• **Work to be completed**
Write each line exactly as it stands, from the line containing "Output a JSON" through the end of the data.

• **Material supplied**

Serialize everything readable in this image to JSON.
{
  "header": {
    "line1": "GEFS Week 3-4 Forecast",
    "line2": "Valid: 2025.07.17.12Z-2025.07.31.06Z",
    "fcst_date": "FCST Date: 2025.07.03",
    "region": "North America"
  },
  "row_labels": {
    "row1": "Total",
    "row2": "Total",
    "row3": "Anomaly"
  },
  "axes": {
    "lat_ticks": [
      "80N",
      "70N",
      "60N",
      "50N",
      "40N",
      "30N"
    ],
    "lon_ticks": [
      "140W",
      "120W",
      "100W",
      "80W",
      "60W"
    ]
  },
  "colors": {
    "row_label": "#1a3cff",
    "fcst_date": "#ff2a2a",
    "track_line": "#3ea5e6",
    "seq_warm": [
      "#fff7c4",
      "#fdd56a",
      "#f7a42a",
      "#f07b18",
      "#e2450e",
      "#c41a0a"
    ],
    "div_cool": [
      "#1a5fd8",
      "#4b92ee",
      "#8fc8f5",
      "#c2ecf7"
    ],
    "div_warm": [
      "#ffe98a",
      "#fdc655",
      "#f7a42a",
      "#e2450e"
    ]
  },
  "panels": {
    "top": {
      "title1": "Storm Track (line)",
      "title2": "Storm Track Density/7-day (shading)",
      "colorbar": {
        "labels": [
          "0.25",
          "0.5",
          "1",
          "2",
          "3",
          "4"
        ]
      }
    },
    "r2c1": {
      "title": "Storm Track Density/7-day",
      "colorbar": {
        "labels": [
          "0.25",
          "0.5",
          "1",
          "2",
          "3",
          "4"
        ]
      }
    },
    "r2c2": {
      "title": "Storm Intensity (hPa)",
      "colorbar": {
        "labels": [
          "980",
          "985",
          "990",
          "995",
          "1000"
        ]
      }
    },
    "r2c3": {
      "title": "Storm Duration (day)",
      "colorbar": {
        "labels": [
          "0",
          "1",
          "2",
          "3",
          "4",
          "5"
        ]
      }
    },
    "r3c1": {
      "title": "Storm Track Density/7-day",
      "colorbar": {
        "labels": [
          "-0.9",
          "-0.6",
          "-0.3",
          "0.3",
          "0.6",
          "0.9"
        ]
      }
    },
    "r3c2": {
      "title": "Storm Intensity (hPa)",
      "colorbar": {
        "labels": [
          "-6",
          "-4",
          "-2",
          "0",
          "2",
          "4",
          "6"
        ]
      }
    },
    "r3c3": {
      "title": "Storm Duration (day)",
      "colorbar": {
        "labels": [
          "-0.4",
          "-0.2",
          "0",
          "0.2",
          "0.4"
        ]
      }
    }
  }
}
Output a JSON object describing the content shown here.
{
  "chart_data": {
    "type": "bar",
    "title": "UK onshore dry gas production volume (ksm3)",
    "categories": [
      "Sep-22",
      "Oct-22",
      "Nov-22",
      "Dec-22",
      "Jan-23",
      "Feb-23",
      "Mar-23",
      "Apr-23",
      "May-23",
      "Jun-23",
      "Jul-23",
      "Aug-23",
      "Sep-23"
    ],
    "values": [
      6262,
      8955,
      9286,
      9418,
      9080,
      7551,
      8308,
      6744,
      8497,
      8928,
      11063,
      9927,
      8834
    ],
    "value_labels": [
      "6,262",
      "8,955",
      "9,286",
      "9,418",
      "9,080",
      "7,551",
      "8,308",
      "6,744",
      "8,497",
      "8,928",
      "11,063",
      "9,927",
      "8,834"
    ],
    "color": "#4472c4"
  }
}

• **Output below**
Output a JSON object describing the content shown here.
{
  "chart_data": {
    "type": "bar",
    "title": "UK onshore dry gas production volume (ksm3)",
    "categories": [
      "Sep-22",
      "Oct-22",
      "Nov-22",
      "Dec-22",
      "Jan-23",
      "Feb-23",
      "Mar-23",
      "Apr-23",
      "May-23",
      "Jun-23",
      "Jul-23",
      "Aug-23",
      "Sep-23"
    ],
    "values": [
      6262,
      8955,
      9286,
      9418,
      9080,
      7551,
      8308,
      6744,
      8497,
      8928,
      11063,
      9927,
      8834
    ],
    "value_labels": [
      "6,262",
      "8,955",
      "9,286",
      "9,418",
      "9,080",
      "7,551",
      "8,308",
      "6,744",
      "8,497",
      "8,928",
      "11,063",
      "9,927",
      "8,834"
    ],
    "color": "#4472c4"
  }
}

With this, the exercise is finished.